=== DATASET ROWS ===

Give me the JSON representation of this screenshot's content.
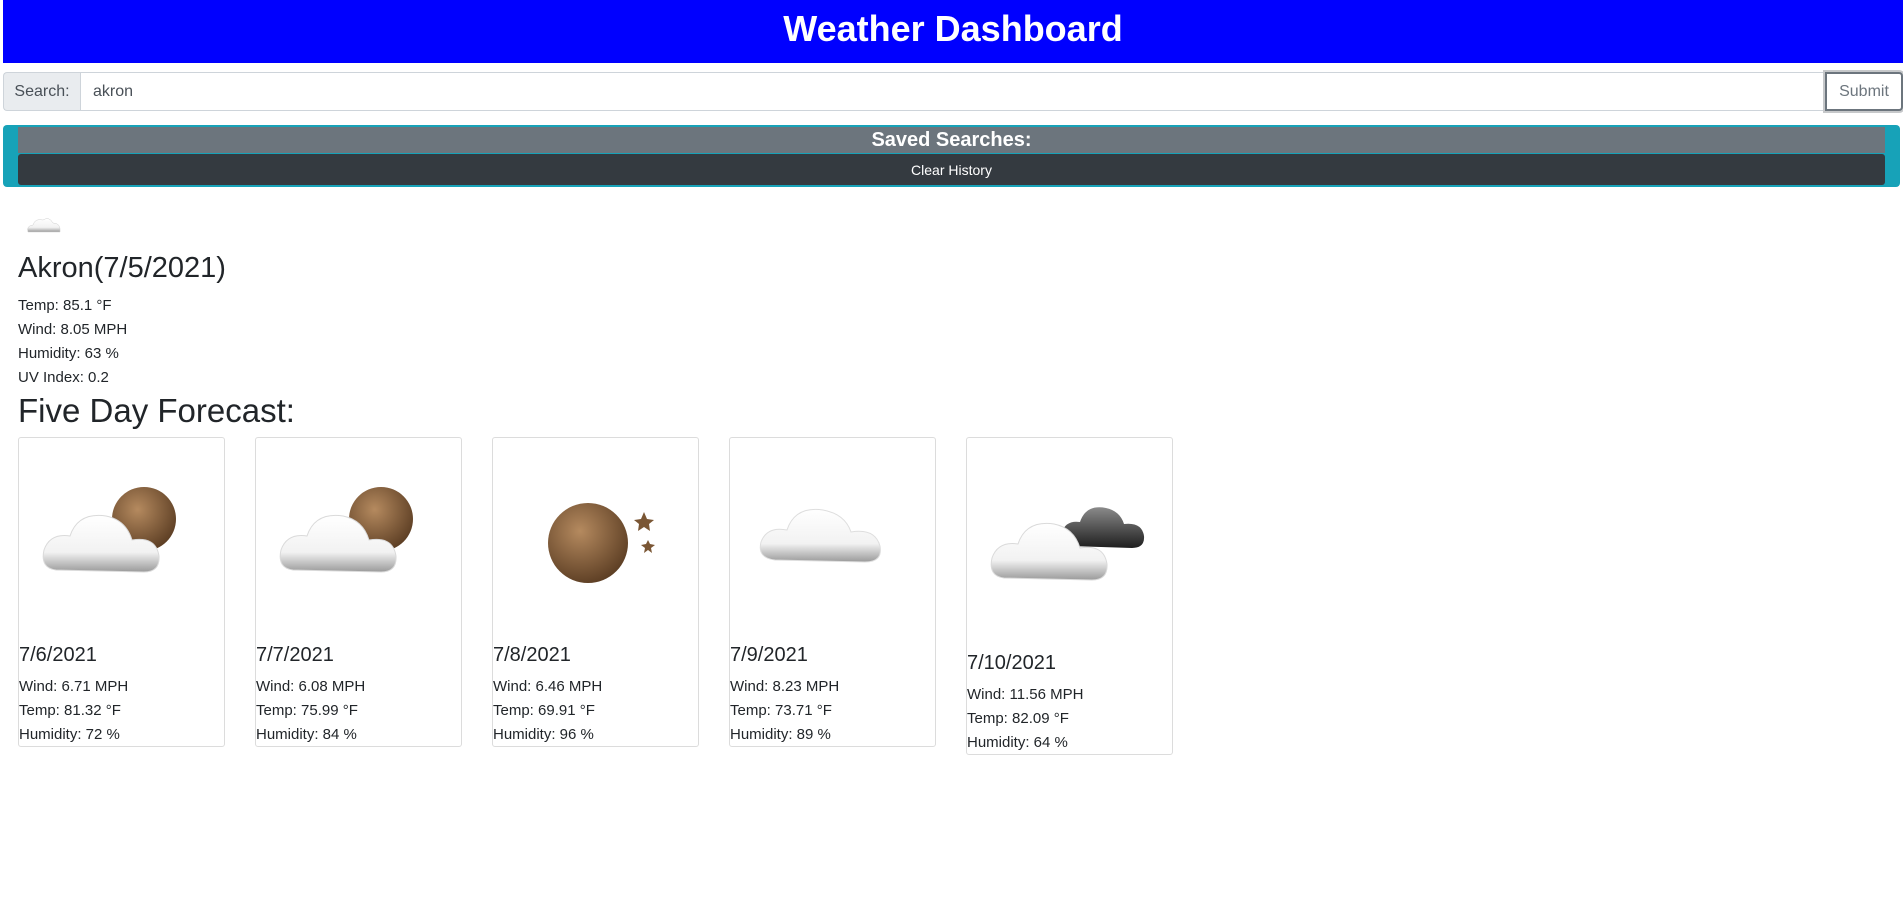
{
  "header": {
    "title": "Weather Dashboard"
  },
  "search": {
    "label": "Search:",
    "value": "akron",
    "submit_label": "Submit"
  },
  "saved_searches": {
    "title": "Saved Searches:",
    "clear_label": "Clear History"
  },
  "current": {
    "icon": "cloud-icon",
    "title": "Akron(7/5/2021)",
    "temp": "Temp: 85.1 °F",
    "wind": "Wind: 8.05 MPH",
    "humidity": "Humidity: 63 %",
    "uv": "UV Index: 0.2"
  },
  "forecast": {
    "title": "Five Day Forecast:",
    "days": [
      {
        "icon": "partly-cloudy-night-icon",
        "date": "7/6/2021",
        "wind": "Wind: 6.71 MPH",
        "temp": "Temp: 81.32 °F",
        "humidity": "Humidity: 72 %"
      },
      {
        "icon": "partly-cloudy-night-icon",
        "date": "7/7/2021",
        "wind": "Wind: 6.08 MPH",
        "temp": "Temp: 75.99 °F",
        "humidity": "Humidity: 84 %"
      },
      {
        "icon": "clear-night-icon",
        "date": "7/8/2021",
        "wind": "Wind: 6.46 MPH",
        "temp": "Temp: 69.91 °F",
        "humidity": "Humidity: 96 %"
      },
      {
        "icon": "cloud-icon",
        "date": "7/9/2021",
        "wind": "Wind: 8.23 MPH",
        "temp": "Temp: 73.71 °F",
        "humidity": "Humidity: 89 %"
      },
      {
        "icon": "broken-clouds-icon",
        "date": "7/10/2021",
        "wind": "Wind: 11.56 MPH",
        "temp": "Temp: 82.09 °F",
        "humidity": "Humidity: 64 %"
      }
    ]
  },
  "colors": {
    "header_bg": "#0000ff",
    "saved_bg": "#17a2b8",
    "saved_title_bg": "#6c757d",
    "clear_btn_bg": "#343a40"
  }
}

===

# WRITTEN INSTRUCTION
Answer with one number only: how many lines above contain the word "icon".

# TASK OUTPUT
6